[Boxed element items]
_ _ _

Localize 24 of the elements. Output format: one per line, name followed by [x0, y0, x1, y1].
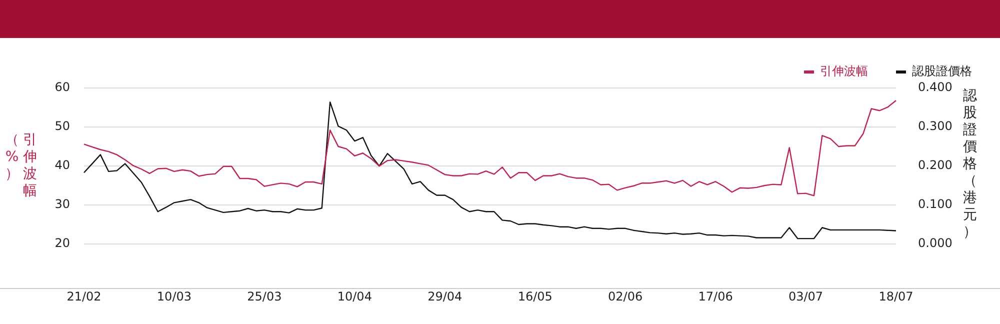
x-tick-label: 03/07 [788, 289, 824, 304]
x-tick-label: 02/06 [608, 289, 643, 304]
y-tick-label: 60 [54, 80, 70, 94]
text: 引伸波幅（%） [5, 132, 37, 199]
y2-tick-label: 0.200 [918, 158, 952, 172]
x-tick-label: 25/03 [247, 289, 282, 304]
y2-tick-label: 0.000 [918, 236, 952, 250]
y2-tick-label: 0.100 [918, 197, 952, 212]
x-tick-label: 10/03 [156, 289, 192, 304]
legend-label: 引伸波幅 [820, 64, 868, 78]
x-tick-label: 16/05 [518, 289, 552, 304]
y-tick-label: 50 [54, 119, 70, 134]
y2-tick-label: 0.300 [918, 119, 952, 134]
y-tick-label: 30 [54, 197, 70, 212]
x-tick-label: 29/04 [428, 289, 462, 304]
x-tick-label: 10/04 [337, 289, 372, 304]
x-tick-label: 18/07 [878, 289, 914, 304]
x-tick-label: 17/06 [698, 289, 733, 304]
y-tick-label: 20 [54, 236, 70, 250]
legend-label: 認股證價格 [912, 64, 972, 78]
text: 認股證價格（港元） [963, 88, 977, 240]
y2-tick-label: 0.400 [918, 80, 952, 94]
y-tick-label: 40 [54, 158, 70, 172]
x-tick-label: 21/02 [66, 289, 102, 304]
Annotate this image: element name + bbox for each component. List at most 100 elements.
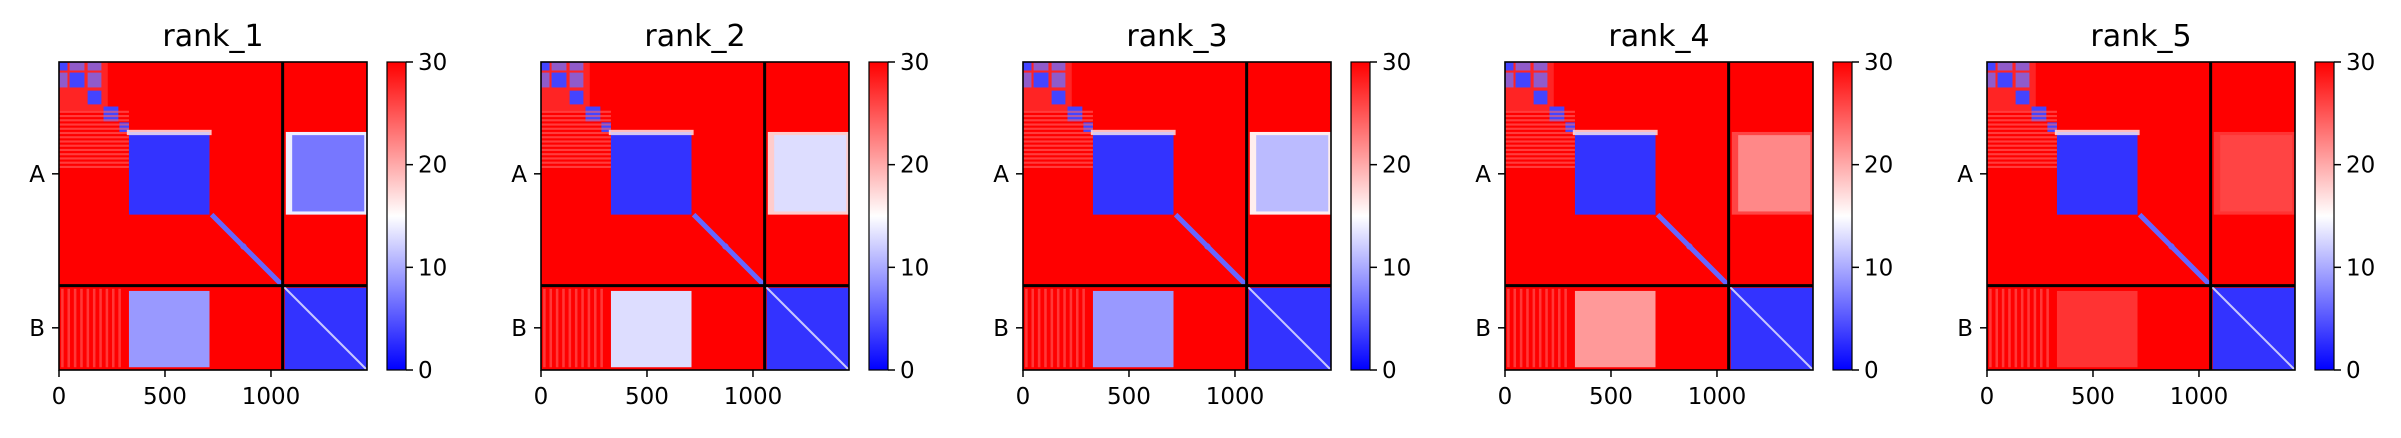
x-tick-label: 0 bbox=[52, 384, 67, 410]
nterm-block-row2-2 bbox=[1533, 72, 1548, 88]
colorbar-tick-label: 10 bbox=[1382, 255, 1411, 281]
interchain-BA-block bbox=[1092, 290, 1174, 368]
row-stripe bbox=[541, 123, 611, 126]
row-stripe bbox=[541, 131, 611, 135]
domainB-diagonal bbox=[2209, 284, 2296, 371]
interchain-BA-stripe bbox=[1989, 288, 1992, 368]
diag-block-0 bbox=[59, 62, 68, 71]
interchain-AB-block bbox=[774, 135, 847, 212]
row-stripe bbox=[1023, 131, 1093, 135]
diag-block-3 bbox=[585, 106, 601, 122]
nterm-block-2 bbox=[1051, 62, 1066, 71]
pae-panel-2: rank_2 0 500 1000 A B 0 10 20 30 bbox=[511, 19, 929, 410]
diag-block-3 bbox=[2031, 106, 2047, 122]
interchain-BA-stripe bbox=[1031, 288, 1035, 368]
interchain-BA-stripe bbox=[1050, 288, 1054, 368]
domainB-diagonal bbox=[1727, 284, 1814, 371]
row-stripe bbox=[1505, 165, 1575, 168]
interchain-BA-stripe bbox=[593, 288, 597, 368]
pae-panel-3: rank_3 0 500 1000 A B 0 10 20 30 bbox=[993, 19, 1411, 410]
row-stripe bbox=[541, 148, 611, 152]
colorbar-tick-label: 0 bbox=[1382, 358, 1397, 384]
diag-block-4 bbox=[1565, 122, 1575, 132]
interchain-BA-stripe bbox=[1557, 288, 1561, 368]
panel-title: rank_5 bbox=[2090, 19, 2191, 54]
x-tick-label: 500 bbox=[625, 384, 669, 410]
domainB-diagonal bbox=[1245, 284, 1332, 371]
pae-panel-4: rank_4 0 500 1000 A B 0 10 20 30 bbox=[1475, 19, 1893, 410]
nterm-block-1 bbox=[69, 62, 85, 71]
nterm-block-row2-0 bbox=[1505, 72, 1514, 88]
chain-label-B: B bbox=[511, 316, 527, 342]
domainA-edge bbox=[1572, 129, 1658, 136]
x-tick-label: 500 bbox=[2071, 384, 2115, 410]
diag-block-0 bbox=[1987, 62, 1996, 71]
diag-block-3 bbox=[103, 106, 119, 122]
interchain-BA-stripe bbox=[105, 288, 109, 368]
interchain-BA-stripe bbox=[80, 288, 83, 368]
domainA-edge bbox=[126, 129, 212, 136]
panel-title: rank_4 bbox=[1608, 19, 1709, 54]
colorbar-tick-label: 10 bbox=[900, 255, 929, 281]
domainA-block bbox=[2056, 131, 2138, 215]
domainA-block bbox=[1092, 131, 1174, 215]
row-stripe bbox=[59, 127, 129, 130]
domainA-edge bbox=[608, 129, 694, 136]
nterm-block-row2-0 bbox=[541, 72, 550, 88]
interchain-BA-stripe bbox=[99, 288, 102, 368]
x-tick-label: 1000 bbox=[1206, 384, 1265, 410]
row-stripe bbox=[541, 114, 611, 118]
row-stripe bbox=[59, 123, 129, 126]
row-stripe bbox=[1505, 131, 1575, 135]
pae-panel-1: rank_1 0 500 1000 A B 0 10 20 30 bbox=[29, 19, 447, 410]
panel-title: rank_3 bbox=[1126, 19, 1227, 54]
interchain-BA-stripe bbox=[562, 288, 565, 368]
diagonal-tick bbox=[1204, 243, 1211, 250]
row-stripe bbox=[1023, 140, 1093, 143]
interchain-BA-stripe bbox=[1532, 288, 1536, 368]
interchain-BA-stripe bbox=[61, 288, 64, 368]
row-stripe bbox=[1987, 110, 2057, 113]
diagonal-tick bbox=[1686, 243, 1693, 250]
nterm-block-row2-2 bbox=[2015, 72, 2030, 88]
diagonal-linker bbox=[1655, 212, 1731, 288]
row-stripe bbox=[541, 144, 611, 147]
row-stripe bbox=[541, 157, 611, 160]
colorbar bbox=[1832, 61, 1853, 371]
interchain-BA-stripe bbox=[1063, 288, 1066, 368]
interchain-BA-stripe bbox=[1025, 288, 1028, 368]
nterm-block-1 bbox=[1997, 62, 2013, 71]
interchain-BA-stripe bbox=[1545, 288, 1548, 368]
interchain-BA-stripe bbox=[2014, 288, 2018, 368]
row-stripe bbox=[1505, 127, 1575, 130]
interchain-BA-block bbox=[1574, 290, 1656, 368]
row-stripe bbox=[541, 161, 611, 164]
row-stripe bbox=[59, 119, 129, 122]
interchain-BA-stripe bbox=[1069, 288, 1073, 368]
colorbar bbox=[1350, 61, 1371, 371]
interchain-BA-stripe bbox=[1044, 288, 1047, 368]
colorbar bbox=[2314, 61, 2335, 371]
nterm-block-1 bbox=[1515, 62, 1531, 71]
row-stripe bbox=[1987, 136, 2057, 139]
colorbar-tick-label: 30 bbox=[1382, 50, 1411, 76]
x-tick-label: 0 bbox=[534, 384, 549, 410]
interchain-BA-stripe bbox=[1037, 288, 1041, 368]
domainB-diagonal bbox=[763, 284, 850, 371]
colorbar-tick-label: 30 bbox=[1864, 50, 1893, 76]
interchain-BA-block bbox=[2056, 290, 2138, 368]
diag-block-2 bbox=[2015, 90, 2030, 105]
row-stripe bbox=[59, 144, 129, 147]
diag-block-4 bbox=[119, 122, 129, 132]
interchain-BA-stripe bbox=[1564, 288, 1567, 368]
row-stripe bbox=[1023, 153, 1093, 156]
interchain-BA-stripe bbox=[543, 288, 546, 368]
row-stripe bbox=[1023, 119, 1093, 122]
diagonal-linker bbox=[1173, 212, 1249, 288]
row-stripe bbox=[541, 153, 611, 156]
row-stripe bbox=[59, 148, 129, 152]
axes-frame bbox=[1504, 61, 1814, 371]
interchain-BA-stripe bbox=[1513, 288, 1517, 368]
diag-block-1 bbox=[69, 72, 85, 88]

_ _ _

* Required task *
Write out all of the items again with "row-band" substituted for every "row-stripe", changing nothing else. Omit the pictures.

* Worked solution *
Localize 24 of the elements. Output format: one per line, name followed by [x0, y0, x1, y1].
x-tick-label: 03/07 [788, 289, 824, 304]
x-tick-label: 02/06 [608, 289, 643, 304]
y-tick-label: 60 [54, 80, 70, 94]
text: 引伸波幅（%） [5, 132, 37, 199]
y2-tick-label: 0.200 [918, 158, 952, 172]
x-tick-label: 25/03 [247, 289, 282, 304]
y2-tick-label: 0.000 [918, 236, 952, 250]
y2-tick-label: 0.100 [918, 197, 952, 212]
x-tick-label: 10/03 [156, 289, 192, 304]
legend-label: 引伸波幅 [820, 64, 868, 78]
x-tick-label: 16/05 [518, 289, 552, 304]
y-tick-label: 50 [54, 119, 70, 134]
y2-tick-label: 0.300 [918, 119, 952, 134]
y-tick-label: 30 [54, 197, 70, 212]
x-tick-label: 29/04 [428, 289, 462, 304]
x-tick-label: 10/04 [337, 289, 372, 304]
x-tick-label: 18/07 [878, 289, 914, 304]
x-tick-label: 17/06 [698, 289, 733, 304]
y-tick-label: 20 [54, 236, 70, 250]
legend-label: 認股證價格 [912, 64, 972, 78]
text: 認股證價格（港元） [963, 88, 977, 240]
y2-tick-label: 0.400 [918, 80, 952, 94]
y-tick-label: 40 [54, 158, 70, 172]
x-tick-label: 21/02 [66, 289, 102, 304]
Annotate this image: element name + bbox for each component. List at most 100 elements.
x-tick-label: 0 bbox=[52, 384, 67, 410]
nterm-block-row2-2 bbox=[1533, 72, 1548, 88]
colorbar-tick-label: 10 bbox=[1382, 255, 1411, 281]
interchain-BA-block bbox=[1092, 290, 1174, 368]
row-band bbox=[541, 123, 611, 126]
row-band bbox=[541, 131, 611, 135]
domainB-diagonal bbox=[2209, 284, 2296, 371]
interchain-BA-stripe bbox=[1989, 288, 1992, 368]
diag-block-0 bbox=[59, 62, 68, 71]
interchain-AB-block bbox=[774, 135, 847, 212]
row-band bbox=[1023, 131, 1093, 135]
diag-block-3 bbox=[585, 106, 601, 122]
nterm-block-2 bbox=[1051, 62, 1066, 71]
pae-panel-2: rank_2 0 500 1000 A B 0 10 20 30 bbox=[511, 19, 929, 410]
diag-block-3 bbox=[2031, 106, 2047, 122]
interchain-BA-stripe bbox=[1031, 288, 1035, 368]
interchain-BA-stripe bbox=[1050, 288, 1054, 368]
domainB-diagonal bbox=[1727, 284, 1814, 371]
row-band bbox=[1505, 165, 1575, 168]
interchain-BA-stripe bbox=[593, 288, 597, 368]
pae-panel-3: rank_3 0 500 1000 A B 0 10 20 30 bbox=[993, 19, 1411, 410]
row-band bbox=[541, 148, 611, 152]
colorbar-tick-label: 0 bbox=[1382, 358, 1397, 384]
diag-block-4 bbox=[1565, 122, 1575, 132]
interchain-BA-stripe bbox=[1557, 288, 1561, 368]
panel-title: rank_5 bbox=[2090, 19, 2191, 54]
x-tick-label: 500 bbox=[625, 384, 669, 410]
domainB-diagonal bbox=[1245, 284, 1332, 371]
pae-panel-4: rank_4 0 500 1000 A B 0 10 20 30 bbox=[1475, 19, 1893, 410]
nterm-block-1 bbox=[69, 62, 85, 71]
nterm-block-row2-0 bbox=[1505, 72, 1514, 88]
chain-label-B: B bbox=[511, 316, 527, 342]
domainA-edge bbox=[1572, 129, 1658, 136]
x-tick-label: 500 bbox=[2071, 384, 2115, 410]
diag-block-0 bbox=[1987, 62, 1996, 71]
diag-block-3 bbox=[103, 106, 119, 122]
interchain-BA-stripe bbox=[105, 288, 109, 368]
interchain-BA-stripe bbox=[80, 288, 83, 368]
domainA-edge bbox=[126, 129, 212, 136]
panel-title: rank_4 bbox=[1608, 19, 1709, 54]
colorbar-tick-label: 10 bbox=[900, 255, 929, 281]
domainA-block bbox=[2056, 131, 2138, 215]
domainA-block bbox=[1092, 131, 1174, 215]
row-band bbox=[59, 127, 129, 130]
domainA-edge bbox=[608, 129, 694, 136]
nterm-block-row2-0 bbox=[541, 72, 550, 88]
interchain-BA-stripe bbox=[99, 288, 102, 368]
x-tick-label: 1000 bbox=[1206, 384, 1265, 410]
row-band bbox=[541, 114, 611, 118]
row-band bbox=[59, 123, 129, 126]
row-band bbox=[1505, 131, 1575, 135]
pae-panel-1: rank_1 0 500 1000 A B 0 10 20 30 bbox=[29, 19, 447, 410]
panel-title: rank_3 bbox=[1126, 19, 1227, 54]
interchain-BA-stripe bbox=[562, 288, 565, 368]
diagonal-tick bbox=[1204, 243, 1211, 250]
row-band bbox=[1023, 140, 1093, 143]
interchain-BA-stripe bbox=[1532, 288, 1536, 368]
interchain-BA-stripe bbox=[61, 288, 64, 368]
row-band bbox=[1987, 110, 2057, 113]
diagonal-tick bbox=[1686, 243, 1693, 250]
nterm-block-row2-2 bbox=[2015, 72, 2030, 88]
diagonal-linker bbox=[1655, 212, 1731, 288]
row-band bbox=[541, 144, 611, 147]
row-band bbox=[541, 157, 611, 160]
colorbar bbox=[1832, 61, 1853, 371]
interchain-BA-stripe bbox=[1063, 288, 1066, 368]
interchain-BA-stripe bbox=[1025, 288, 1028, 368]
nterm-block-1 bbox=[1997, 62, 2013, 71]
interchain-BA-stripe bbox=[1545, 288, 1548, 368]
interchain-BA-stripe bbox=[2014, 288, 2018, 368]
row-band bbox=[1505, 127, 1575, 130]
interchain-BA-block bbox=[1574, 290, 1656, 368]
row-band bbox=[541, 161, 611, 164]
row-band bbox=[59, 119, 129, 122]
interchain-BA-stripe bbox=[1069, 288, 1073, 368]
colorbar bbox=[1350, 61, 1371, 371]
interchain-BA-stripe bbox=[1044, 288, 1047, 368]
colorbar bbox=[2314, 61, 2335, 371]
nterm-block-1 bbox=[1515, 62, 1531, 71]
row-band bbox=[1987, 136, 2057, 139]
colorbar-tick-label: 30 bbox=[1382, 50, 1411, 76]
x-tick-label: 0 bbox=[534, 384, 549, 410]
interchain-BA-stripe bbox=[1037, 288, 1041, 368]
domainB-diagonal bbox=[763, 284, 850, 371]
colorbar-tick-label: 30 bbox=[1864, 50, 1893, 76]
interchain-BA-block bbox=[2056, 290, 2138, 368]
diag-block-2 bbox=[2015, 90, 2030, 105]
row-band bbox=[59, 144, 129, 147]
diag-block-4 bbox=[119, 122, 129, 132]
interchain-BA-stripe bbox=[1564, 288, 1567, 368]
row-band bbox=[1023, 153, 1093, 156]
interchain-BA-stripe bbox=[543, 288, 546, 368]
row-band bbox=[1023, 119, 1093, 122]
diagonal-linker bbox=[1173, 212, 1249, 288]
row-band bbox=[541, 153, 611, 156]
row-band bbox=[59, 148, 129, 152]
axes-frame bbox=[1504, 61, 1814, 371]
interchain-BA-stripe bbox=[1513, 288, 1517, 368]
diag-block-1 bbox=[69, 72, 85, 88]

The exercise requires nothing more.